◆ Task prompt ◆
The listing below should be printed exactly, every line of it. Skip the pictures.

══════════════════════════════

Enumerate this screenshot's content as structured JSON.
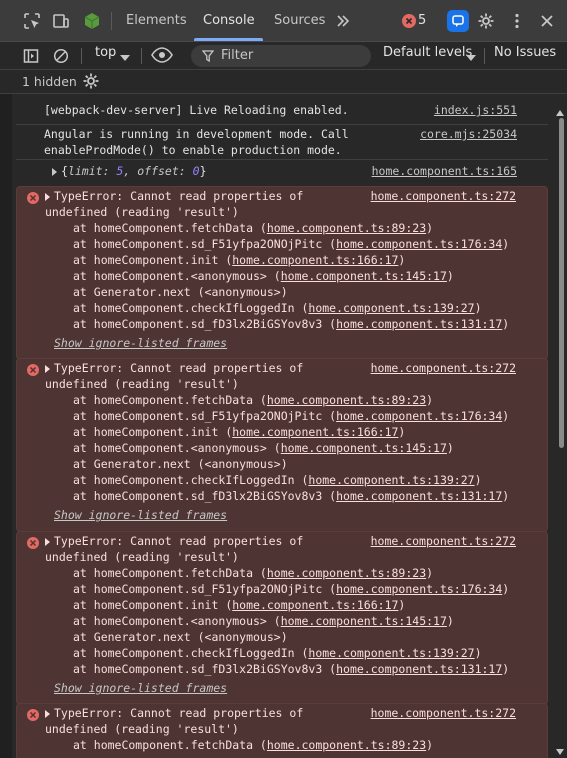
{
  "devtools": {
    "tabs": [
      "Elements",
      "Console",
      "Sources"
    ],
    "active_tab": "Console",
    "error_count": "5",
    "accent_color": "#7cacf8"
  },
  "toolbar": {
    "context": "top",
    "filter_placeholder": "Filter",
    "levels": "Default levels",
    "issues": "No Issues",
    "hidden": "1 hidden"
  },
  "console": {
    "log1": {
      "text": "[webpack-dev-server] Live Reloading enabled.",
      "source": "index.js:551"
    },
    "log2": {
      "line1": "Angular is running in development mode. Call",
      "line2": "enableProdMode() to enable production mode.",
      "source": "core.mjs:25034"
    },
    "log3": {
      "k1": "limit",
      "v1": "5",
      "k2": "offset",
      "v2": "0",
      "source": "home.component.ts:165"
    },
    "errors": [
      {
        "line1": "TypeError: Cannot read properties of",
        "line2": "undefined (reading 'result')",
        "source": "home.component.ts:272",
        "frames": [
          {
            "fn": "at homeComponent.fetchData (",
            "link": "home.component.ts:89:23",
            "end": ")"
          },
          {
            "fn": "at homeComponent.sd_F51yfpa2ONOjPitc (",
            "link": "home.component.ts:176:34",
            "end": ")"
          },
          {
            "fn": "at homeComponent.init (",
            "link": "home.component.ts:166:17",
            "end": ")"
          },
          {
            "fn": "at homeComponent.<anonymous> (",
            "link": "home.component.ts:145:17",
            "end": ")"
          },
          {
            "fn": "at Generator.next (<anonymous>)",
            "link": "",
            "end": ""
          },
          {
            "fn": "at homeComponent.checkIfLoggedIn (",
            "link": "home.component.ts:139:27",
            "end": ")"
          },
          {
            "fn": "at homeComponent.sd_fD3lx2BiGSYov8v3 (",
            "link": "home.component.ts:131:17",
            "end": ")"
          }
        ],
        "ignore": "Show ignore-listed frames"
      },
      {
        "line1": "TypeError: Cannot read properties of",
        "line2": "undefined (reading 'result')",
        "source": "home.component.ts:272",
        "frames": [
          {
            "fn": "at homeComponent.fetchData (",
            "link": "home.component.ts:89:23",
            "end": ")"
          },
          {
            "fn": "at homeComponent.sd_F51yfpa2ONOjPitc (",
            "link": "home.component.ts:176:34",
            "end": ")"
          },
          {
            "fn": "at homeComponent.init (",
            "link": "home.component.ts:166:17",
            "end": ")"
          },
          {
            "fn": "at homeComponent.<anonymous> (",
            "link": "home.component.ts:145:17",
            "end": ")"
          },
          {
            "fn": "at Generator.next (<anonymous>)",
            "link": "",
            "end": ""
          },
          {
            "fn": "at homeComponent.checkIfLoggedIn (",
            "link": "home.component.ts:139:27",
            "end": ")"
          },
          {
            "fn": "at homeComponent.sd_fD3lx2BiGSYov8v3 (",
            "link": "home.component.ts:131:17",
            "end": ")"
          }
        ],
        "ignore": "Show ignore-listed frames"
      },
      {
        "line1": "TypeError: Cannot read properties of",
        "line2": "undefined (reading 'result')",
        "source": "home.component.ts:272",
        "frames": [
          {
            "fn": "at homeComponent.fetchData (",
            "link": "home.component.ts:89:23",
            "end": ")"
          },
          {
            "fn": "at homeComponent.sd_F51yfpa2ONOjPitc (",
            "link": "home.component.ts:176:34",
            "end": ")"
          },
          {
            "fn": "at homeComponent.init (",
            "link": "home.component.ts:166:17",
            "end": ")"
          },
          {
            "fn": "at homeComponent.<anonymous> (",
            "link": "home.component.ts:145:17",
            "end": ")"
          },
          {
            "fn": "at Generator.next (<anonymous>)",
            "link": "",
            "end": ""
          },
          {
            "fn": "at homeComponent.checkIfLoggedIn (",
            "link": "home.component.ts:139:27",
            "end": ")"
          },
          {
            "fn": "at homeComponent.sd_fD3lx2BiGSYov8v3 (",
            "link": "home.component.ts:131:17",
            "end": ")"
          }
        ],
        "ignore": "Show ignore-listed frames"
      },
      {
        "line1": "TypeError: Cannot read properties of",
        "line2": "undefined (reading 'result')",
        "source": "home.component.ts:272",
        "frames": [
          {
            "fn": "at homeComponent.fetchData (",
            "link": "home.component.ts:89:23",
            "end": ")"
          }
        ],
        "ignore": ""
      }
    ]
  }
}
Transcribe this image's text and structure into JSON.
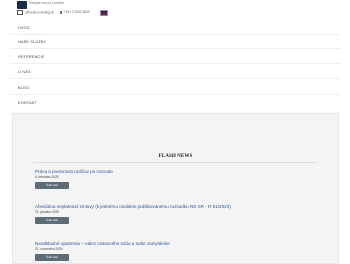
{
  "header": {
    "tagline": "Sledujte nás na LinkedIn",
    "email": "office@consulting.sk",
    "phone": "+421 2 5263 3849",
    "language_flag": "uk-flag-icon"
  },
  "nav": {
    "items": [
      "ÚVOD",
      "NAŠE SLUŽBY",
      "REFERENCIE",
      "O NÁS",
      "BLOG",
      "KONTAKT"
    ]
  },
  "flash": {
    "title": "FLASH NEWS",
    "items": [
      {
        "title": "Práva a povinnosti rodičov po rozvode",
        "date": "6. februára 2025",
        "button": "Čítať viac"
      },
      {
        "title": "Absolútna neplatnosť zmluvy (k jednému osobitne publikovanému rozsudku NS SR - R 51/2024)",
        "date": "21. januára 2025",
        "button": "Čítať viac"
      },
      {
        "title": "Neodkladné opatrenia – nález Ústavného súdu a naše zamyslenie",
        "date": "21. novembra 2024",
        "button": "Čítať viac"
      }
    ]
  },
  "colors": {
    "link": "#2a55a4",
    "button_bg": "#5d6d78",
    "panel_bg": "#f4f4f4",
    "logo": "#1b2b4a"
  }
}
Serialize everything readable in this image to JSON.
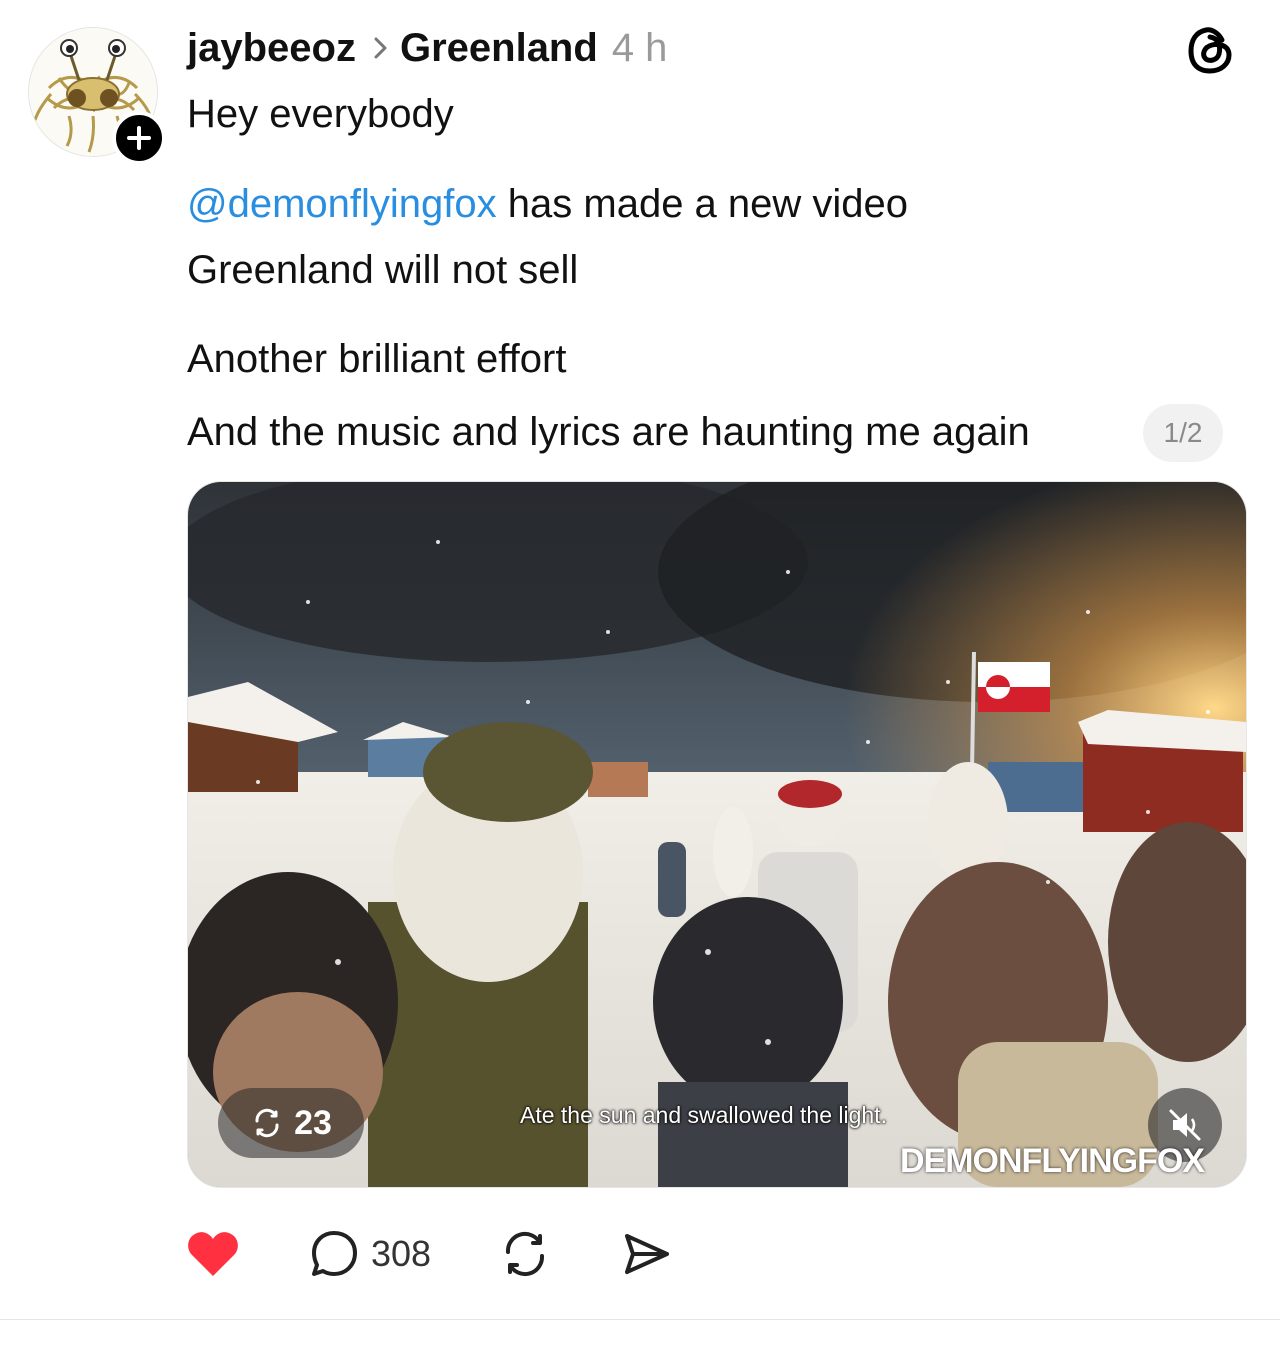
{
  "post": {
    "username": "jaybeeoz",
    "topic": "Greenland",
    "time": "4 h",
    "lines": {
      "greeting": "Hey everybody",
      "mention": "@demonflyingfox",
      "mention_rest": " has made a new video",
      "line3": "Greenland will not sell",
      "line4": "Another brilliant effort",
      "line5": "And the music and lyrics are haunting me again"
    },
    "page_indicator": "1/2"
  },
  "media": {
    "repost_count": "23",
    "caption": "Ate the sun and swallowed the light.",
    "watermark": "DEMONFLYINGFOX"
  },
  "actions": {
    "liked": true,
    "reply_count": "308"
  },
  "icons": {
    "follow": "plus-icon",
    "logo": "threads-logo-icon",
    "like": "heart-icon",
    "reply": "reply-icon",
    "repost": "repost-icon",
    "share": "share-icon",
    "mute": "muted-speaker-icon"
  },
  "colors": {
    "like": "#ff3040",
    "mention": "#2a8ee0",
    "time": "#9a9a9a"
  }
}
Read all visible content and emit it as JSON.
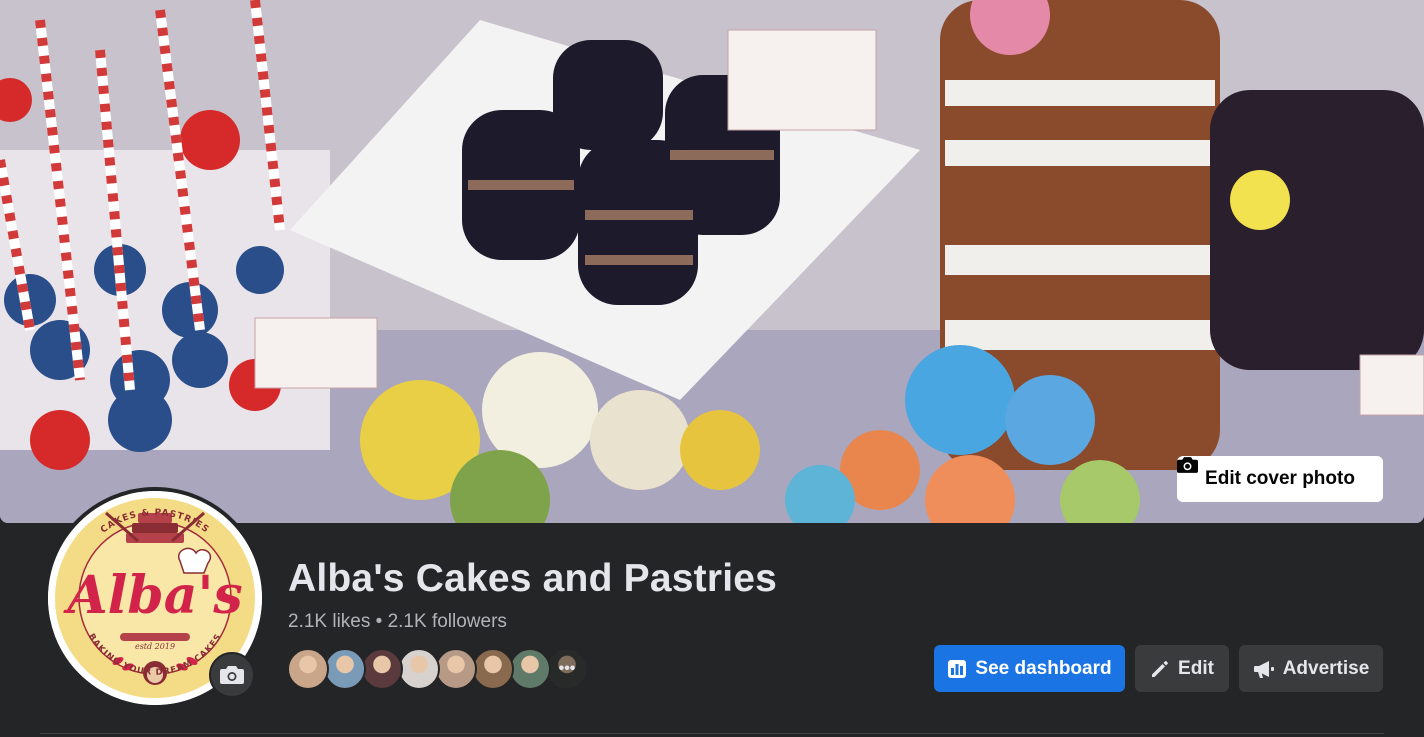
{
  "cover": {
    "edit_label": "Edit cover photo"
  },
  "profile": {
    "page_name": "Alba's Cakes and Pastries",
    "stats": "2.1K likes • 2.1K followers",
    "logo": {
      "name": "Alba's",
      "arc_top": "CAKES & PASTRIES",
      "arc_bottom": "BAKING YOUR DREAM CAKES",
      "est": "estd 2019"
    }
  },
  "followers_faces": [
    {
      "color": "#c9a58a"
    },
    {
      "color": "#7a9bb8"
    },
    {
      "color": "#5b3a3e"
    },
    {
      "color": "#d8d2cf"
    },
    {
      "color": "#b79a86"
    },
    {
      "color": "#8a6a4f"
    },
    {
      "color": "#5f7a68"
    },
    {
      "color": "#4a4b4c"
    }
  ],
  "actions": {
    "dashboard": "See dashboard",
    "edit": "Edit",
    "advertise": "Advertise"
  },
  "colors": {
    "background": "#242526",
    "primary": "#1b74e4",
    "secondary_button": "#3a3b3c",
    "text_primary": "#e4e6eb",
    "text_secondary": "#b0b3b8"
  }
}
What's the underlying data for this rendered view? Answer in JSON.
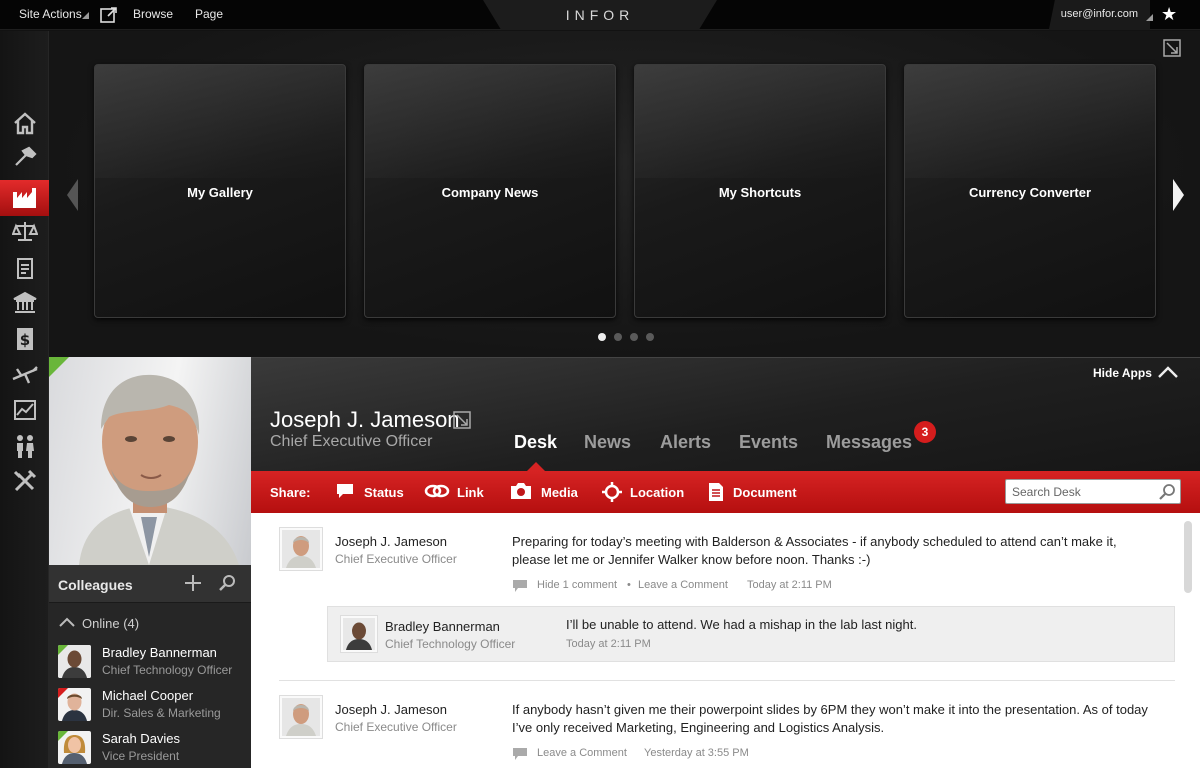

══════════════════════════════

◆ Answer for this exercise ◆
Enumerate this screenshot's content as structured JSON.
{
  "devtools": {
    "tabs": [
      "Elements",
      "Console",
      "Sources"
    ],
    "active_tab": "Console",
    "error_count": "5",
    "accent_color": "#7cacf8"
  },
  "toolbar": {
    "context": "top",
    "filter_placeholder": "Filter",
    "levels": "Default levels",
    "issues": "No Issues",
    "hidden": "1 hidden"
  },
  "console": {
    "log1": {
      "text": "[webpack-dev-server] Live Reloading enabled.",
      "source": "index.js:551"
    },
    "log2": {
      "line1": "Angular is running in development mode. Call",
      "line2": "enableProdMode() to enable production mode.",
      "source": "core.mjs:25034"
    },
    "log3": {
      "k1": "limit",
      "v1": "5",
      "k2": "offset",
      "v2": "0",
      "source": "home.component.ts:165"
    },
    "errors": [
      {
        "line1": "TypeError: Cannot read properties of",
        "line2": "undefined (reading 'result')",
        "source": "home.component.ts:272",
        "frames": [
          {
            "fn": "at homeComponent.fetchData (",
            "link": "home.component.ts:89:23",
            "end": ")"
          },
          {
            "fn": "at homeComponent.sd_F51yfpa2ONOjPitc (",
            "link": "home.component.ts:176:34",
            "end": ")"
          },
          {
            "fn": "at homeComponent.init (",
            "link": "home.component.ts:166:17",
            "end": ")"
          },
          {
            "fn": "at homeComponent.<anonymous> (",
            "link": "home.component.ts:145:17",
            "end": ")"
          },
          {
            "fn": "at Generator.next (<anonymous>)",
            "link": "",
            "end": ""
          },
          {
            "fn": "at homeComponent.checkIfLoggedIn (",
            "link": "home.component.ts:139:27",
            "end": ")"
          },
          {
            "fn": "at homeComponent.sd_fD3lx2BiGSYov8v3 (",
            "link": "home.component.ts:131:17",
            "end": ")"
          }
        ],
        "ignore": "Show ignore-listed frames"
      },
      {
        "line1": "TypeError: Cannot read properties of",
        "line2": "undefined (reading 'result')",
        "source": "home.component.ts:272",
        "frames": [
          {
            "fn": "at homeComponent.fetchData (",
            "link": "home.component.ts:89:23",
            "end": ")"
          },
          {
            "fn": "at homeComponent.sd_F51yfpa2ONOjPitc (",
            "link": "home.component.ts:176:34",
            "end": ")"
          },
          {
            "fn": "at homeComponent.init (",
            "link": "home.component.ts:166:17",
            "end": ")"
          },
          {
            "fn": "at homeComponent.<anonymous> (",
            "link": "home.component.ts:145:17",
            "end": ")"
          },
          {
            "fn": "at Generator.next (<anonymous>)",
            "link": "",
            "end": ""
          },
          {
            "fn": "at homeComponent.checkIfLoggedIn (",
            "link": "home.component.ts:139:27",
            "end": ")"
          },
          {
            "fn": "at homeComponent.sd_fD3lx2BiGSYov8v3 (",
            "link": "home.component.ts:131:17",
            "end": ")"
          }
        ],
        "ignore": "Show ignore-listed frames"
      },
      {
        "line1": "TypeError: Cannot read properties of",
        "line2": "undefined (reading 'result')",
        "source": "home.component.ts:272",
        "frames": [
          {
            "fn": "at homeComponent.fetchData (",
            "link": "home.component.ts:89:23",
            "end": ")"
          },
          {
            "fn": "at homeComponent.sd_F51yfpa2ONOjPitc (",
            "link": "home.component.ts:176:34",
            "end": ")"
          },
          {
            "fn": "at homeComponent.init (",
            "link": "home.component.ts:166:17",
            "end": ")"
          },
          {
            "fn": "at homeComponent.<anonymous> (",
            "link": "home.component.ts:145:17",
            "end": ")"
          },
          {
            "fn": "at Generator.next (<anonymous>)",
            "link": "",
            "end": ""
          },
          {
            "fn": "at homeComponent.checkIfLoggedIn (",
            "link": "home.component.ts:139:27",
            "end": ")"
          },
          {
            "fn": "at homeComponent.sd_fD3lx2BiGSYov8v3 (",
            "link": "home.component.ts:131:17",
            "end": ")"
          }
        ],
        "ignore": "Show ignore-listed frames"
      },
      {
        "line1": "TypeError: Cannot read properties of",
        "line2": "undefined (reading 'result')",
        "source": "home.component.ts:272",
        "frames": [
          {
            "fn": "at homeComponent.fetchData (",
            "link": "home.component.ts:89:23",
            "end": ")"
          }
        ],
        "ignore": ""
      }
    ]
  }
}
Transcribe this image's text and structure into JSON.
{
  "header": {
    "tagline": "Sledujte nás na LinkedIn",
    "email": "office@consulting.sk",
    "phone": "+421 2 5263 3849",
    "language_flag": "uk-flag-icon"
  },
  "nav": {
    "items": [
      "ÚVOD",
      "NAŠE SLUŽBY",
      "REFERENCIE",
      "O NÁS",
      "BLOG",
      "KONTAKT"
    ]
  },
  "flash": {
    "title": "FLASH NEWS",
    "items": [
      {
        "title": "Práva a povinnosti rodičov po rozvode",
        "date": "6. februára 2025",
        "button": "Čítať viac"
      },
      {
        "title": "Absolútna neplatnosť zmluvy (k jednému osobitne publikovanému rozsudku NS SR - R 51/2024)",
        "date": "21. januára 2025",
        "button": "Čítať viac"
      },
      {
        "title": "Neodkladné opatrenia – nález Ústavného súdu a naše zamyslenie",
        "date": "21. novembra 2024",
        "button": "Čítať viac"
      }
    ]
  },
  "colors": {
    "link": "#2a55a4",
    "button_bg": "#5d6d78",
    "panel_bg": "#f4f4f4",
    "logo": "#1b2b4a"
  }
}
Serialize everything readable in this image to JSON.
{
  "post": {
    "username": "jaybeeoz",
    "topic": "Greenland",
    "time": "4 h",
    "lines": {
      "greeting": "Hey everybody",
      "mention": "@demonflyingfox",
      "mention_rest": " has made a new video",
      "line3": "Greenland will not sell",
      "line4": "Another brilliant effort",
      "line5": "And the music and lyrics are haunting me again"
    },
    "page_indicator": "1/2"
  },
  "media": {
    "repost_count": "23",
    "caption": "Ate the sun and swallowed the light.",
    "watermark": "DEMONFLYINGFOX"
  },
  "actions": {
    "liked": true,
    "reply_count": "308"
  },
  "icons": {
    "follow": "plus-icon",
    "logo": "threads-logo-icon",
    "like": "heart-icon",
    "reply": "reply-icon",
    "repost": "repost-icon",
    "share": "share-icon",
    "mute": "muted-speaker-icon"
  },
  "colors": {
    "like": "#ff3040",
    "mention": "#2a8ee0",
    "time": "#9a9a9a"
  }
}
Read all visible content and emit it as JSON.
{
  "cover": {
    "edit_label": "Edit cover photo"
  },
  "profile": {
    "page_name": "Alba's Cakes and Pastries",
    "stats": "2.1K likes • 2.1K followers",
    "logo": {
      "name": "Alba's",
      "arc_top": "CAKES & PASTRIES",
      "arc_bottom": "BAKING YOUR DREAM CAKES",
      "est": "estd 2019"
    }
  },
  "followers_faces": [
    {
      "color": "#c9a58a"
    },
    {
      "color": "#7a9bb8"
    },
    {
      "color": "#5b3a3e"
    },
    {
      "color": "#d8d2cf"
    },
    {
      "color": "#b79a86"
    },
    {
      "color": "#8a6a4f"
    },
    {
      "color": "#5f7a68"
    },
    {
      "color": "#4a4b4c"
    }
  ],
  "actions": {
    "dashboard": "See dashboard",
    "edit": "Edit",
    "advertise": "Advertise"
  },
  "colors": {
    "background": "#242526",
    "primary": "#1b74e4",
    "secondary_button": "#3a3b3c",
    "text_primary": "#e4e6eb",
    "text_secondary": "#b0b3b8"
  }
}
What's the underlying data for this rendered view? Answer in JSON.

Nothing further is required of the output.